* REQUIRED WORK *
What follows is a set of entries. Give them again exactly, without the pictures.
Start of MATERIAL SHOWN
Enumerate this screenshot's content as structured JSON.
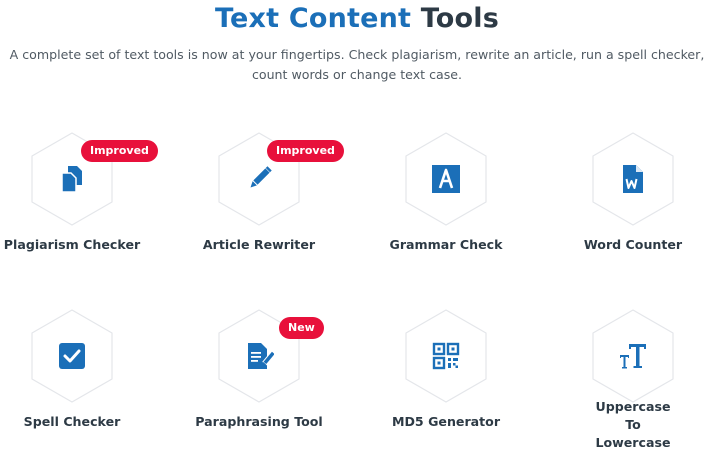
{
  "header": {
    "title_highlight": "Text Content",
    "title_rest": "Tools",
    "subtitle_line1": "A complete set of text tools is now at your fingertips. Check plagiarism, rewrite an article, run a spell checker,",
    "subtitle_line2": "count words or change text case."
  },
  "colors": {
    "accent": "#1b6fb8",
    "badge": "#e8103b",
    "text": "#2d3a45"
  },
  "tools": [
    {
      "label": "Plagiarism Checker",
      "icon": "copy-documents-icon",
      "badge": "Improved"
    },
    {
      "label": "Article Rewriter",
      "icon": "pencil-icon",
      "badge": "Improved"
    },
    {
      "label": "Grammar Check",
      "icon": "letter-a-icon",
      "badge": ""
    },
    {
      "label": "Word Counter",
      "icon": "word-document-icon",
      "badge": ""
    },
    {
      "label": "Spell Checker",
      "icon": "checkbox-icon",
      "badge": ""
    },
    {
      "label": "Paraphrasing Tool",
      "icon": "edit-document-icon",
      "badge": "New"
    },
    {
      "label": "MD5 Generator",
      "icon": "qr-code-icon",
      "badge": ""
    },
    {
      "label": "Uppercase To Lowercase",
      "icon": "text-case-icon",
      "badge": ""
    }
  ]
}
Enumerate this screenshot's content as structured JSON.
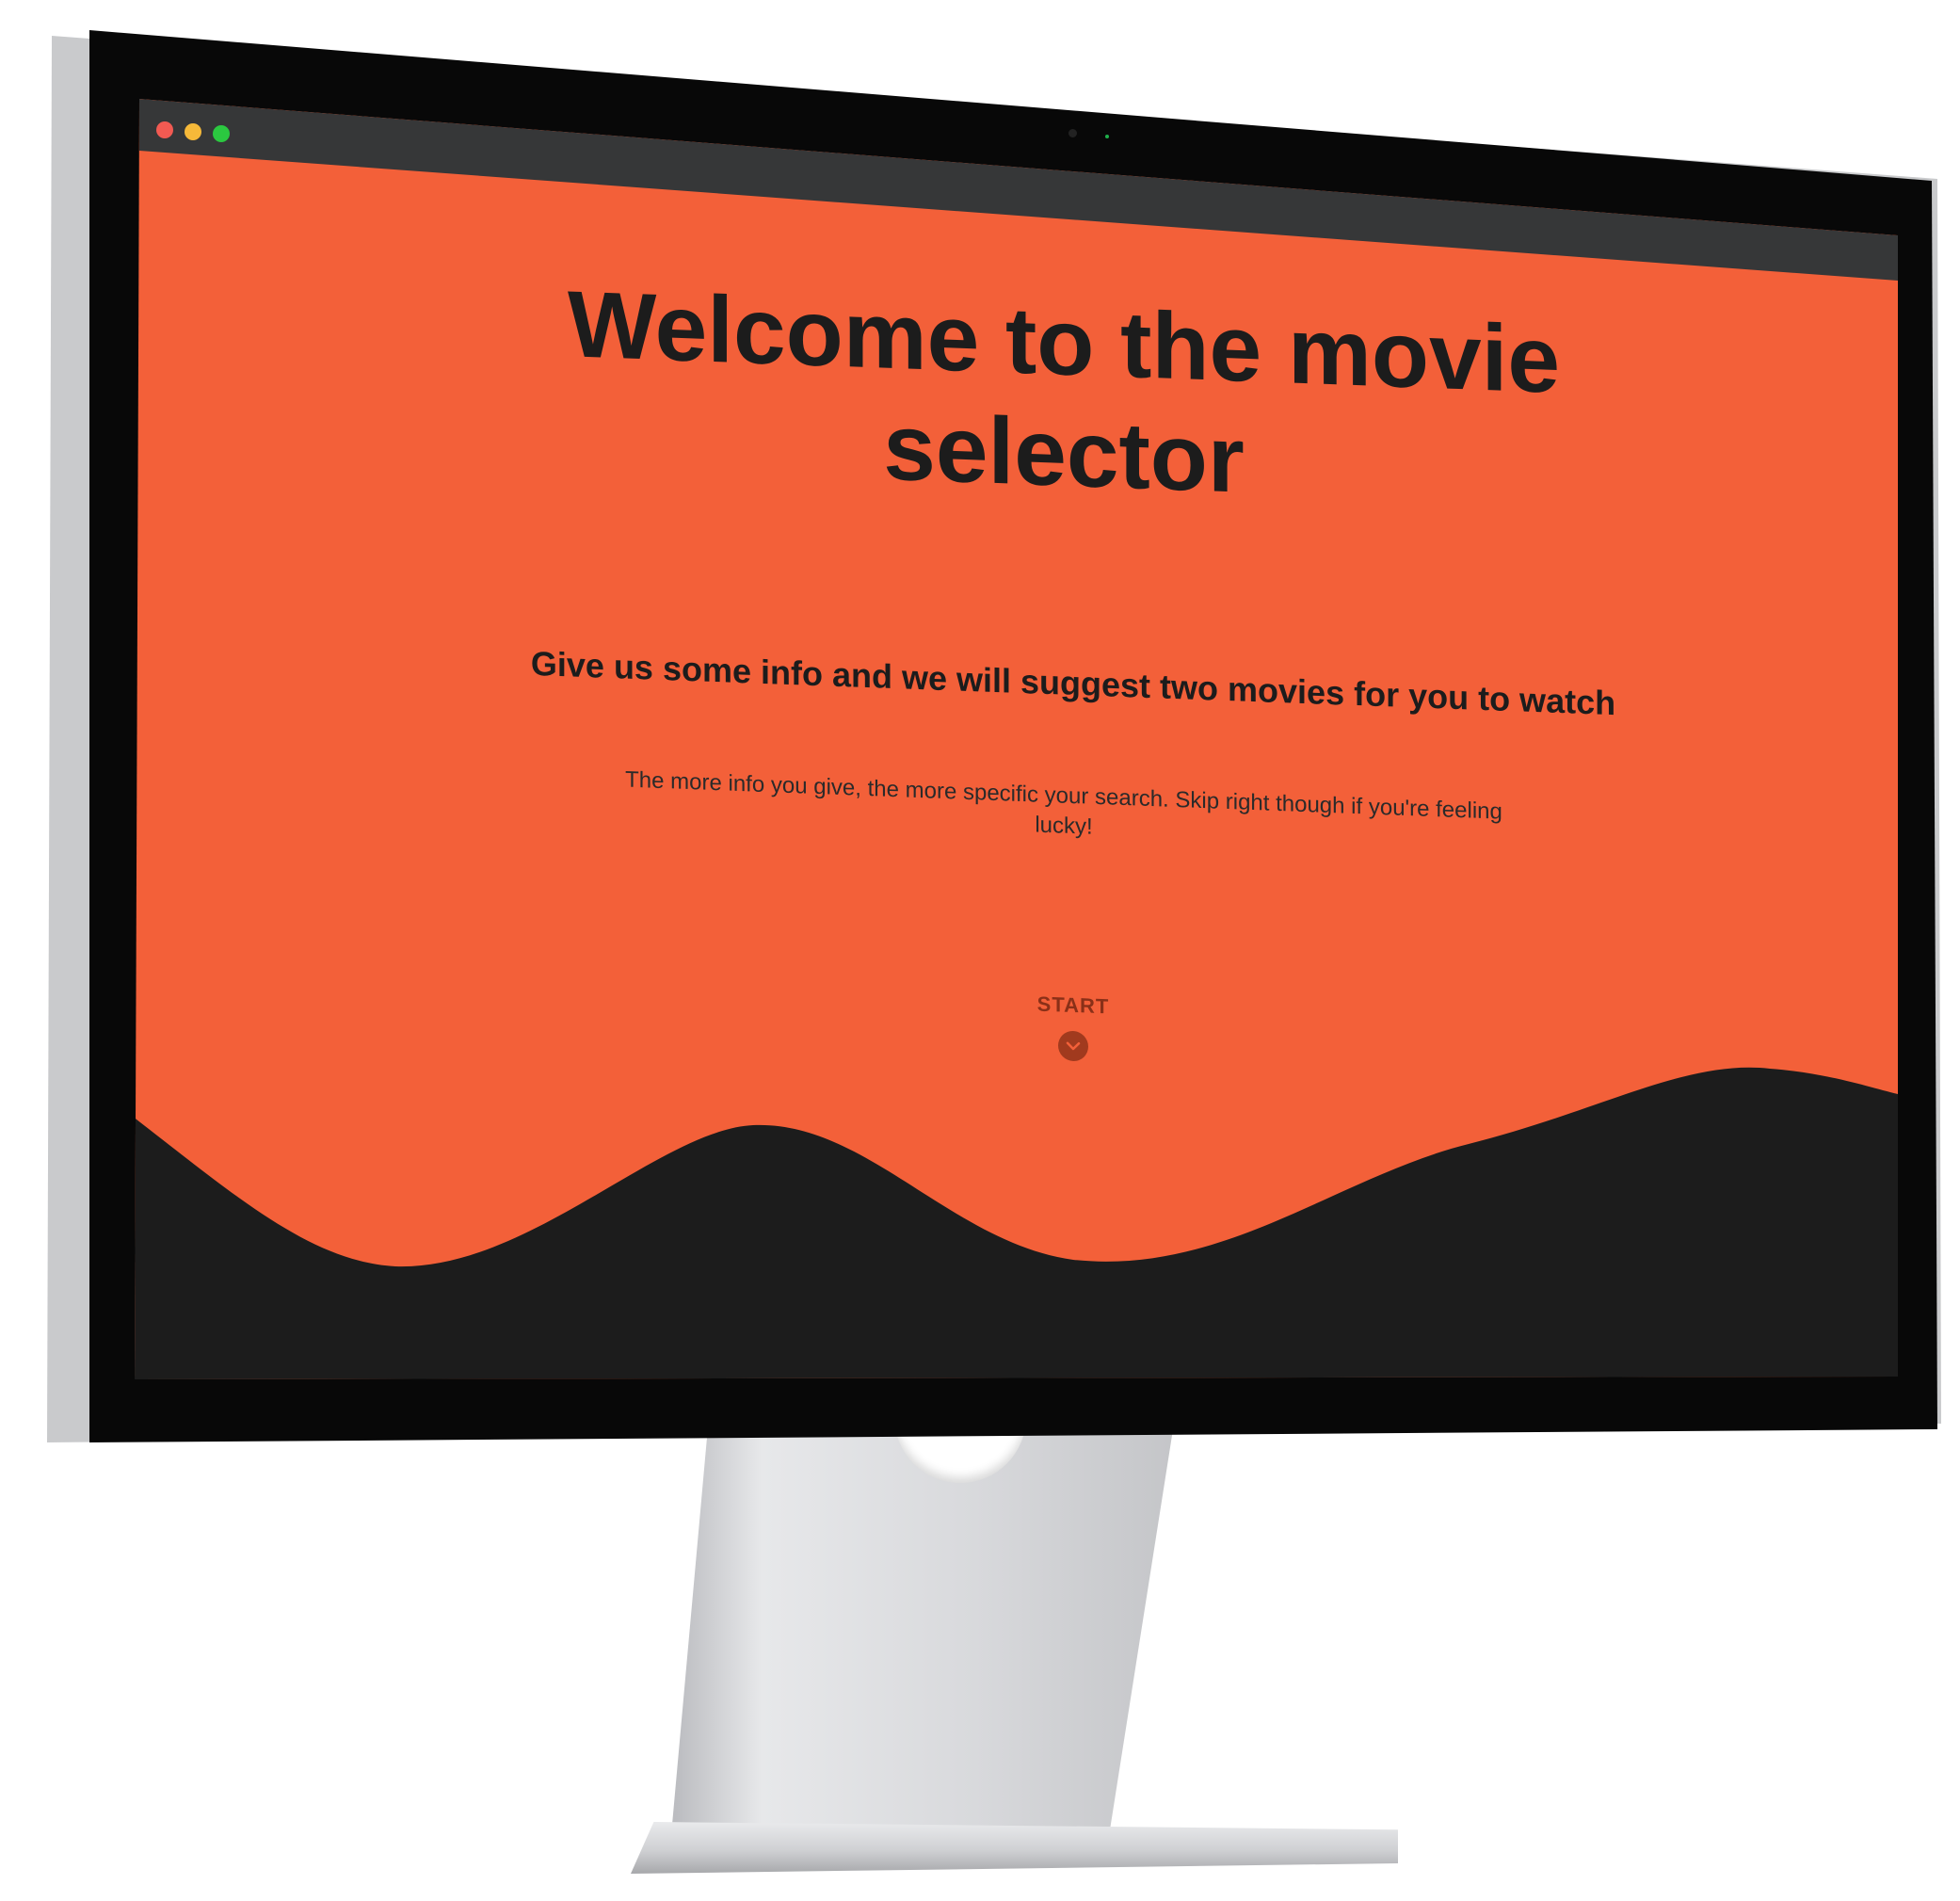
{
  "colors": {
    "page_bg": "#f36039",
    "wave": "#1c1c1c",
    "text": "#1c1c1c",
    "titlebar": "#363738",
    "start_icon": "#a13a1e"
  },
  "window": {
    "controls": [
      "close",
      "minimize",
      "zoom"
    ]
  },
  "hero": {
    "title": "Welcome to the movie selector",
    "subtitle": "Give us some info and we will suggest two movies for you to watch",
    "description": "The more info you give, the more specific your search. Skip right though if you're feeling lucky!",
    "start_label": "START",
    "start_icon": "chevron-down-icon"
  }
}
End of MATERIAL SHOWN
* PROBLEM SOLUTION *
Enumerate this screenshot's content as structured JSON.
{
  "header": {
    "title_highlight": "Text Content",
    "title_rest": "Tools",
    "subtitle_line1": "A complete set of text tools is now at your fingertips. Check plagiarism, rewrite an article, run a spell checker,",
    "subtitle_line2": "count words or change text case."
  },
  "colors": {
    "accent": "#1b6fb8",
    "badge": "#e8103b",
    "text": "#2d3a45"
  },
  "tools": [
    {
      "label": "Plagiarism Checker",
      "icon": "copy-documents-icon",
      "badge": "Improved"
    },
    {
      "label": "Article Rewriter",
      "icon": "pencil-icon",
      "badge": "Improved"
    },
    {
      "label": "Grammar Check",
      "icon": "letter-a-icon",
      "badge": ""
    },
    {
      "label": "Word Counter",
      "icon": "word-document-icon",
      "badge": ""
    },
    {
      "label": "Spell Checker",
      "icon": "checkbox-icon",
      "badge": ""
    },
    {
      "label": "Paraphrasing Tool",
      "icon": "edit-document-icon",
      "badge": "New"
    },
    {
      "label": "MD5 Generator",
      "icon": "qr-code-icon",
      "badge": ""
    },
    {
      "label": "Uppercase To Lowercase",
      "icon": "text-case-icon",
      "badge": ""
    }
  ]
}
Enumerate this screenshot's content as structured JSON.
{
  "colors": {
    "page_bg": "#f36039",
    "wave": "#1c1c1c",
    "text": "#1c1c1c",
    "titlebar": "#363738",
    "start_icon": "#a13a1e"
  },
  "window": {
    "controls": [
      "close",
      "minimize",
      "zoom"
    ]
  },
  "hero": {
    "title": "Welcome to the movie selector",
    "subtitle": "Give us some info and we will suggest two movies for you to watch",
    "description": "The more info you give, the more specific your search. Skip right though if you're feeling lucky!",
    "start_label": "START",
    "start_icon": "chevron-down-icon"
  }
}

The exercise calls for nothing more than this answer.